Without pictures, output exactly the lines running from the line containing "Transcribe the text in this document." to the end of the listing below.
** start Data shown **
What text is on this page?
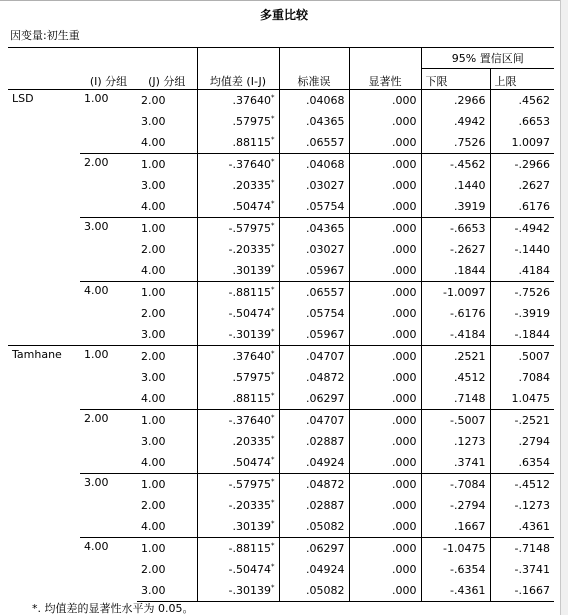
多重比较
因变量:初生重
	(I) 分组	(J) 分组	均值差 (I-J)	标准误	显著性	95% 置信区间	
						下限	上限
LSD	1.00	2.00	.37640*	.04068	.000	.2966	.4562
		3.00	.57975*	.04365	.000	.4942	.6653
		4.00	.88115*	.06557	.000	.7526	1.0097
	2.00	1.00	-.37640*	.04068	.000	-.4562	-.2966
		3.00	.20335*	.03027	.000	.1440	.2627
		4.00	.50474*	.05754	.000	.3919	.6176
	3.00	1.00	-.57975*	.04365	.000	-.6653	-.4942
		2.00	-.20335*	.03027	.000	-.2627	-.1440
		4.00	.30139*	.05967	.000	.1844	.4184
	4.00	1.00	-.88115*	.06557	.000	-1.0097	-.7526
		2.00	-.50474*	.05754	.000	-.6176	-.3919
		3.00	-.30139*	.05967	.000	-.4184	-.1844
Tamhane	1.00	2.00	.37640*	.04707	.000	.2521	.5007
		3.00	.57975*	.04872	.000	.4512	.7084
		4.00	.88115*	.06297	.000	.7148	1.0475
	2.00	1.00	-.37640*	.04707	.000	-.5007	-.2521
		3.00	.20335*	.02887	.000	.1273	.2794
		4.00	.50474*	.04924	.000	.3741	.6354
	3.00	1.00	-.57975*	.04872	.000	-.7084	-.4512
		2.00	-.20335*	.02887	.000	-.2794	-.1273
		4.00	.30139*	.05082	.000	.1667	.4361
	4.00	1.00	-.88115*	.06297	.000	-1.0475	-.7148
		2.00	-.50474*	.04924	.000	-.6354	-.3741
		3.00	-.30139*	.05082	.000	-.4361	-.1667
*. 均值差的显著性水平为 0.05。
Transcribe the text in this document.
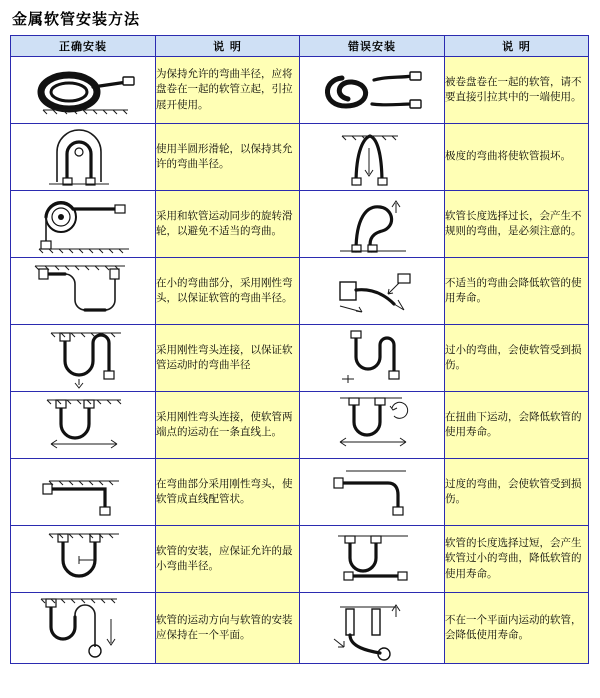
金属软管安装方法
正确安装	说 明	错误安装	说 明

	为保持允许的弯曲半径，应将盘卷在一起的软管立起，引拉展开使用。		被卷盘卷在一起的软管，请不要直接引拉其中的一端使用。

	使用半圆形滑轮，以保持其允许的弯曲半径。		极度的弯曲将使软管损坏。

	采用和软管运动同步的旋转滑轮，以避免不适当的弯曲。		软管长度选择过长，会产生不规则的弯曲，是必须注意的。

	在小的弯曲部分，采用刚性弯头，以保证软管的弯曲半径。		不适当的弯曲会降低软管的使用寿命。

	采用刚性弯头连接，以保证软管运动时的弯曲半径		过小的弯曲，会使软管受到损伤。

	采用刚性弯头连接，使软管两端点的运动在一条直线上。		在扭曲下运动，会降低软管的使用寿命。

	在弯曲部分采用刚性弯头，使软管成直线配管状。		过度的弯曲，会使软管受到损伤。

	软管的安装，应保证允许的最小弯曲半径。		软管的长度选择过短，会产生软管过小的弯曲，降低软管的使用寿命。

	软管的运动方向与软管的安装应保持在一个平面。		不在一个平面内运动的软管，会降低使用寿命。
** end Data shown **
- _Result for this task_
Transcribe the text in this document.
金属软管安装方法
正确安装	说 明	错误安装	说 明

	为保持允许的弯曲半径，应将盘卷在一起的软管立起，引拉展开使用。		被卷盘卷在一起的软管，请不要直接引拉其中的一端使用。

	使用半圆形滑轮，以保持其允许的弯曲半径。		极度的弯曲将使软管损坏。

	采用和软管运动同步的旋转滑轮，以避免不适当的弯曲。		软管长度选择过长，会产生不规则的弯曲，是必须注意的。

	在小的弯曲部分，采用刚性弯头，以保证软管的弯曲半径。		不适当的弯曲会降低软管的使用寿命。

	采用刚性弯头连接，以保证软管运动时的弯曲半径		过小的弯曲，会使软管受到损伤。

	采用刚性弯头连接，使软管两端点的运动在一条直线上。		在扭曲下运动，会降低软管的使用寿命。

	在弯曲部分采用刚性弯头，使软管成直线配管状。		过度的弯曲，会使软管受到损伤。

	软管的安装，应保证允许的最小弯曲半径。		软管的长度选择过短，会产生软管过小的弯曲，降低软管的使用寿命。

	软管的运动方向与软管的安装应保持在一个平面。		不在一个平面内运动的软管，会降低使用寿命。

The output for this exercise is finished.